Written instruction:
Exactly as given, repeat all of the entries.

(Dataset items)
++++++++++++++++++++

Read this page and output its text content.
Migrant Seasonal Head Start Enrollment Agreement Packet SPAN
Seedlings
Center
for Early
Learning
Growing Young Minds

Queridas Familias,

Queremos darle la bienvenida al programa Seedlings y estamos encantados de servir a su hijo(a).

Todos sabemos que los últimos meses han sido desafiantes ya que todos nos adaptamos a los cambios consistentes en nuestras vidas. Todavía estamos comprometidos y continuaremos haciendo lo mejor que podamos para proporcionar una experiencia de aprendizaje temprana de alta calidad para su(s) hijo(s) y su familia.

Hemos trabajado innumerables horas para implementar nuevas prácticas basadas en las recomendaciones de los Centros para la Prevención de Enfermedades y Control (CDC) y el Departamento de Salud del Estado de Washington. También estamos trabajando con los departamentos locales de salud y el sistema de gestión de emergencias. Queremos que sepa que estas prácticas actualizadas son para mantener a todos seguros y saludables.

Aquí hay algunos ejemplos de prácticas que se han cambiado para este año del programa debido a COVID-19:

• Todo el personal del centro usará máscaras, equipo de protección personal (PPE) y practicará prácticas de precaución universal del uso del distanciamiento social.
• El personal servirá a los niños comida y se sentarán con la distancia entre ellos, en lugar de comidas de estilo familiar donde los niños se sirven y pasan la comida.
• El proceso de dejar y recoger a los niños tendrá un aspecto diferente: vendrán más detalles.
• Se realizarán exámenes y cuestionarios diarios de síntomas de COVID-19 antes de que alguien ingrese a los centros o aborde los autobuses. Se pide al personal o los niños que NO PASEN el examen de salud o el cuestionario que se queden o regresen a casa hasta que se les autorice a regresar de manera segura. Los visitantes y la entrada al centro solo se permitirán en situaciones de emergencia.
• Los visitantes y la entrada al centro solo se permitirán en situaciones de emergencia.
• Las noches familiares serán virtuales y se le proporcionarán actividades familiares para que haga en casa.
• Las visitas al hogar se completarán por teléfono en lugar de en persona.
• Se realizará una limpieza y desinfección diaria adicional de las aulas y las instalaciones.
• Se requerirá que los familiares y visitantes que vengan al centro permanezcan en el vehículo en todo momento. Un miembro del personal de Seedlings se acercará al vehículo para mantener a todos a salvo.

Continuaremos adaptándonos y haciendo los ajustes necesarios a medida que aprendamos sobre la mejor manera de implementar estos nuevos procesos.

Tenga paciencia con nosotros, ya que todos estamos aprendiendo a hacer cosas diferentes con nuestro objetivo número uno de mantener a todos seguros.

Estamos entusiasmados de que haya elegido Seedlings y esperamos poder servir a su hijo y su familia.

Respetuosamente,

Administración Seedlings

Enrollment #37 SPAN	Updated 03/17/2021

++++++++++++++++++++

Expected output:
Read this page and output its text content.
Migrant Seasonal Head Start Enrollment Agreement Packet SPAN
Seedlings
Center
for Early
Learning
Growing Young Minds

Queridas Familias,

Queremos darle la bienvenida al programa Seedlings y estamos encantados de servir a su hijo(a).

Todos sabemos que los últimos meses han sido desafiantes ya que todos nos adaptamos a los cambios consistentes en nuestras vidas. Todavía estamos comprometidos y continuaremos haciendo lo mejor que podamos para proporcionar una experiencia de aprendizaje temprana de alta calidad para su(s) hijo(s) y su familia.

Hemos trabajado innumerables horas para implementar nuevas prácticas basadas en las recomendaciones de los Centros para la Prevención de Enfermedades y Control (CDC) y el Departamento de Salud del Estado de Washington. También estamos trabajando con los departamentos locales de salud y el sistema de gestión de emergencias. Queremos que sepa que estas prácticas actualizadas son para mantener a todos seguros y saludables.

Aquí hay algunos ejemplos de prácticas que se han cambiado para este año del programa debido a COVID-19:

• Todo el personal del centro usará máscaras, equipo de protección personal (PPE) y practicará prácticas de precaución universal del uso del distanciamiento social.
• El personal servirá a los niños comida y se sentarán con la distancia entre ellos, en lugar de comidas de estilo familiar donde los niños se sirven y pasan la comida.
• El proceso de dejar y recoger a los niños tendrá un aspecto diferente: vendrán más detalles.
• Se realizarán exámenes y cuestionarios diarios de síntomas de COVID-19 antes de que alguien ingrese a los centros o aborde los autobuses. Se pide al personal o los niños que NO PASEN el examen de salud o el cuestionario que se queden o regresen a casa hasta que se les autorice a regresar de manera segura. Los visitantes y la entrada al centro solo se permitirán en situaciones de emergencia.
• Los visitantes y la entrada al centro solo se permitirán en situaciones de emergencia.
• Las noches familiares serán virtuales y se le proporcionarán actividades familiares para que haga en casa.
• Las visitas al hogar se completarán por teléfono en lugar de en persona.
• Se realizará una limpieza y desinfección diaria adicional de las aulas y las instalaciones.
• Se requerirá que los familiares y visitantes que vengan al centro permanezcan en el vehículo en todo momento. Un miembro del personal de Seedlings se acercará al vehículo para mantener a todos a salvo.

Continuaremos adaptándonos y haciendo los ajustes necesarios a medida que aprendamos sobre la mejor manera de implementar estos nuevos procesos.

Tenga paciencia con nosotros, ya que todos estamos aprendiendo a hacer cosas diferentes con nuestro objetivo número uno de mantener a todos seguros.

Estamos entusiasmados de que haya elegido Seedlings y esperamos poder servir a su hijo y su familia.

Respetuosamente,

Administración Seedlings

Enrollment #37 SPAN	Updated 03/17/2021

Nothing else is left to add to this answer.